# Problem requirements:
Take each line containing the word "shtml" and copy it.

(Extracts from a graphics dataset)
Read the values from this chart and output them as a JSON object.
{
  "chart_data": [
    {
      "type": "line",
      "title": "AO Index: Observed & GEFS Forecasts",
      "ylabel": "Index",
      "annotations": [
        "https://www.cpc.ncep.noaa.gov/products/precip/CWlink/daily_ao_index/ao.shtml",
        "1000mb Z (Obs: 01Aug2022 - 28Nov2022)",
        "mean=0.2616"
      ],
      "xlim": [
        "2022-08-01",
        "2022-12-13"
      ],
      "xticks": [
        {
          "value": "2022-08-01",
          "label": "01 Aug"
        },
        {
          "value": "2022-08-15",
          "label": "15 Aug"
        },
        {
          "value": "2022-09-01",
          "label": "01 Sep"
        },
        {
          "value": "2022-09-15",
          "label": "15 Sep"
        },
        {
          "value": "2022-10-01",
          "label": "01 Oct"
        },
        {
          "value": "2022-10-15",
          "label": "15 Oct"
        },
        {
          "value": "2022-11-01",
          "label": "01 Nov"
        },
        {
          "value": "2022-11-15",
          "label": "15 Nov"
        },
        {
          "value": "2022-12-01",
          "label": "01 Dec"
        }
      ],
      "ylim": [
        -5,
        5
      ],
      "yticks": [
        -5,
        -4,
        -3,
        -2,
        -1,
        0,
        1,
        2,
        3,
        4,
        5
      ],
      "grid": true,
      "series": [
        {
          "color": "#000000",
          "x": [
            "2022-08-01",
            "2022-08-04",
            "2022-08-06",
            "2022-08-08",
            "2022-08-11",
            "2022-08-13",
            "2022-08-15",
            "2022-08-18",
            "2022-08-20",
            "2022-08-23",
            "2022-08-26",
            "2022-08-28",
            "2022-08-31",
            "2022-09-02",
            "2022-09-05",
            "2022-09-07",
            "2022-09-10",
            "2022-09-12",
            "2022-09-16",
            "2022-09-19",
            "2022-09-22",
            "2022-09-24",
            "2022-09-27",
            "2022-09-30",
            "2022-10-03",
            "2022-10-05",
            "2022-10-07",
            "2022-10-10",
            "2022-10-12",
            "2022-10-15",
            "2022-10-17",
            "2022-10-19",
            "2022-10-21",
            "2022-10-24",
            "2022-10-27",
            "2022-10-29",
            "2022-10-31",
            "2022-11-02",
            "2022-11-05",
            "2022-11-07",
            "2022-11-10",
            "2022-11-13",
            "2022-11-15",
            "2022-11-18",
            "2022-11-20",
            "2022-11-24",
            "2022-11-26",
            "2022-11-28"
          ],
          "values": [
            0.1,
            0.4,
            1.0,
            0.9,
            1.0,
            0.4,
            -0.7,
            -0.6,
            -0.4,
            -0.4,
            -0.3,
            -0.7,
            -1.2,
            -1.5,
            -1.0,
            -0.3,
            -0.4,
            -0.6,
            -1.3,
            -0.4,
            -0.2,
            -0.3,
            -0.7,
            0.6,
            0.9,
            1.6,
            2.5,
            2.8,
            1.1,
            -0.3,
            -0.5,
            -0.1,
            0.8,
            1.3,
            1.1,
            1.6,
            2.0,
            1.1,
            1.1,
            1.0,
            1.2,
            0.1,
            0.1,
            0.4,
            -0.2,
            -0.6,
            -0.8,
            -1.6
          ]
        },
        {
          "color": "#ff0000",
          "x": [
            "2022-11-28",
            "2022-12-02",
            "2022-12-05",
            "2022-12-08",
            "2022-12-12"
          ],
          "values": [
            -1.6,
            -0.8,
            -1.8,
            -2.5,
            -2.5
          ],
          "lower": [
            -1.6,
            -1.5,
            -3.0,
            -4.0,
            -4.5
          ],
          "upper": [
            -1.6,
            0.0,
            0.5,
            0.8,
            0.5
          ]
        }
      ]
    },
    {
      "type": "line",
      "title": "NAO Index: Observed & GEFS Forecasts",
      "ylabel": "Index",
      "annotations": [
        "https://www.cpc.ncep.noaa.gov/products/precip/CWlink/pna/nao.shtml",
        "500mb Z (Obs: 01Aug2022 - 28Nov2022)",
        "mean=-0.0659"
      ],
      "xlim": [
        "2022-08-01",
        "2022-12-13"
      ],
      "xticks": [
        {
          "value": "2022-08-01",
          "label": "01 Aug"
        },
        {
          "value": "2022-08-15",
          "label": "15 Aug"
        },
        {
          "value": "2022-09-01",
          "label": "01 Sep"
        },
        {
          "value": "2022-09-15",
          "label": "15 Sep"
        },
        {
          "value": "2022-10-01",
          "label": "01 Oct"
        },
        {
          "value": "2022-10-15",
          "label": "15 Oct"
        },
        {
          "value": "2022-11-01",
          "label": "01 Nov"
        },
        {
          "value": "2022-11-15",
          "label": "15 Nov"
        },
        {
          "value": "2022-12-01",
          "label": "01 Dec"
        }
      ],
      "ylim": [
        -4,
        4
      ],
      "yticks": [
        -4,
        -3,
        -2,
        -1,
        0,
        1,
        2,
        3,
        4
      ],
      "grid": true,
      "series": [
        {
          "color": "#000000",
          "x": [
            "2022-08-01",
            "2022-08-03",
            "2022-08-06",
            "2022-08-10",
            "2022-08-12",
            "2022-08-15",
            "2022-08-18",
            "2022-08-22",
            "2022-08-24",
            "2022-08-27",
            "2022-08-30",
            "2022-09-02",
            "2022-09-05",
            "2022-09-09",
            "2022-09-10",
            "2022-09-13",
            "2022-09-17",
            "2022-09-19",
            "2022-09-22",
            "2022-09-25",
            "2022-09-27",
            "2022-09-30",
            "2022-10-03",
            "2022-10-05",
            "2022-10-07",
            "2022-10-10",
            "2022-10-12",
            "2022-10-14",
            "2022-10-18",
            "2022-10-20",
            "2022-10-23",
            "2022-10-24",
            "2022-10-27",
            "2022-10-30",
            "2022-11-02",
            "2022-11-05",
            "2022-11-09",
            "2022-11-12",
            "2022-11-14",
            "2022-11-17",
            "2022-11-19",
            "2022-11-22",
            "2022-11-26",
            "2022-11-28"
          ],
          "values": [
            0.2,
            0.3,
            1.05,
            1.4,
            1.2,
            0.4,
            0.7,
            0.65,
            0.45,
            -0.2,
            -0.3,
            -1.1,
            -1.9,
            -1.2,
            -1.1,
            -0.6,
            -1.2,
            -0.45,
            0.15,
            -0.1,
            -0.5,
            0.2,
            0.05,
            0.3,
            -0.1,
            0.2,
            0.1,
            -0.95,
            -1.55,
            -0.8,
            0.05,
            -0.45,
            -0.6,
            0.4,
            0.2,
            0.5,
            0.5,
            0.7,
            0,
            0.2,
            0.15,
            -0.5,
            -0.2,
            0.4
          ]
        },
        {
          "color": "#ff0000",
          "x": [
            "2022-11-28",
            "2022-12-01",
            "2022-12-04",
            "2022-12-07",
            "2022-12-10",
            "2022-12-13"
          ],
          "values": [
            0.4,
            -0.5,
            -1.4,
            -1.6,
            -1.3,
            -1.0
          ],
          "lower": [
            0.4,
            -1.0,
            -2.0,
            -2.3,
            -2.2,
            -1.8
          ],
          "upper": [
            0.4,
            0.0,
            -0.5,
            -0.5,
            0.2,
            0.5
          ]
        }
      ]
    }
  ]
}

# Output of the exercise:
        "https://www.cpc.ncep.noaa.gov/products/precip/CWlink/daily_ao_index/ao.shtml",
        "https://www.cpc.ncep.noaa.gov/products/precip/CWlink/pna/nao.shtml",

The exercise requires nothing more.